Collected data
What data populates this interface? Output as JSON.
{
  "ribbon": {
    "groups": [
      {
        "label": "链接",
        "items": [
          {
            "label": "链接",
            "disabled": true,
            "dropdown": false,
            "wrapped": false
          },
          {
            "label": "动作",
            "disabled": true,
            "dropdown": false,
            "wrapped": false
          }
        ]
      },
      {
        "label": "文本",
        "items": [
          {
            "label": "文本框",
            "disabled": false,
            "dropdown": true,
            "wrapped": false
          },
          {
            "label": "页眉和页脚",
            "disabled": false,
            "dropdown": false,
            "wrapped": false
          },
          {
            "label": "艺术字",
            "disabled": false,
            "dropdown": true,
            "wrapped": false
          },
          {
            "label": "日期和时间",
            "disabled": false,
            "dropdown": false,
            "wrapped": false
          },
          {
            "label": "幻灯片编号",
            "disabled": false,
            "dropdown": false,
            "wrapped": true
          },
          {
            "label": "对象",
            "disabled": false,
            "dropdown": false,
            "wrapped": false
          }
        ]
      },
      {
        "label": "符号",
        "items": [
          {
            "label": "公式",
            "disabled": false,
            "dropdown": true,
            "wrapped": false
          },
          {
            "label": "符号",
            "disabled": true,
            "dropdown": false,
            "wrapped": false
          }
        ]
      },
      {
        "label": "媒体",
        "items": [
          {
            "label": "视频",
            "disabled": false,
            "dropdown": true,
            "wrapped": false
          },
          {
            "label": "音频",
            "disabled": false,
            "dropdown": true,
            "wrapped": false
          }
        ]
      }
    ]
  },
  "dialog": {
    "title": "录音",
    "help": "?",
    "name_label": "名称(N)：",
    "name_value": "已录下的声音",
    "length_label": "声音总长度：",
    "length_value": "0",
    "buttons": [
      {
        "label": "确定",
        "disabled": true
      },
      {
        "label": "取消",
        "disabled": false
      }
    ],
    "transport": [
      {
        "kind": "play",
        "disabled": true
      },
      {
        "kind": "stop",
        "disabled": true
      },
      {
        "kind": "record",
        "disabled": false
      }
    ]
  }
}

** TASK OBJECTIVE **
Output the complete data exactly as written.

** SOLUTION FOR THIS TASK **
What data populates this interface? Output as JSON.
{
  "ribbon": {
    "groups": [
      {
        "label": "链接",
        "items": [
          {
            "label": "链接",
            "disabled": true,
            "dropdown": false,
            "wrapped": false
          },
          {
            "label": "动作",
            "disabled": true,
            "dropdown": false,
            "wrapped": false
          }
        ]
      },
      {
        "label": "文本",
        "items": [
          {
            "label": "文本框",
            "disabled": false,
            "dropdown": true,
            "wrapped": false
          },
          {
            "label": "页眉和页脚",
            "disabled": false,
            "dropdown": false,
            "wrapped": false
          },
          {
            "label": "艺术字",
            "disabled": false,
            "dropdown": true,
            "wrapped": false
          },
          {
            "label": "日期和时间",
            "disabled": false,
            "dropdown": false,
            "wrapped": false
          },
          {
            "label": "幻灯片编号",
            "disabled": false,
            "dropdown": false,
            "wrapped": true
          },
          {
            "label": "对象",
            "disabled": false,
            "dropdown": false,
            "wrapped": false
          }
        ]
      },
      {
        "label": "符号",
        "items": [
          {
            "label": "公式",
            "disabled": false,
            "dropdown": true,
            "wrapped": false
          },
          {
            "label": "符号",
            "disabled": true,
            "dropdown": false,
            "wrapped": false
          }
        ]
      },
      {
        "label": "媒体",
        "items": [
          {
            "label": "视频",
            "disabled": false,
            "dropdown": true,
            "wrapped": false
          },
          {
            "label": "音频",
            "disabled": false,
            "dropdown": true,
            "wrapped": false
          }
        ]
      }
    ]
  },
  "dialog": {
    "title": "录音",
    "help": "?",
    "name_label": "名称(N)：",
    "name_value": "已录下的声音",
    "length_label": "声音总长度：",
    "length_value": "0",
    "buttons": [
      {
        "label": "确定",
        "disabled": true
      },
      {
        "label": "取消",
        "disabled": false
      }
    ],
    "transport": [
      {
        "kind": "play",
        "disabled": true
      },
      {
        "kind": "stop",
        "disabled": true
      },
      {
        "kind": "record",
        "disabled": false
      }
    ]
  }
}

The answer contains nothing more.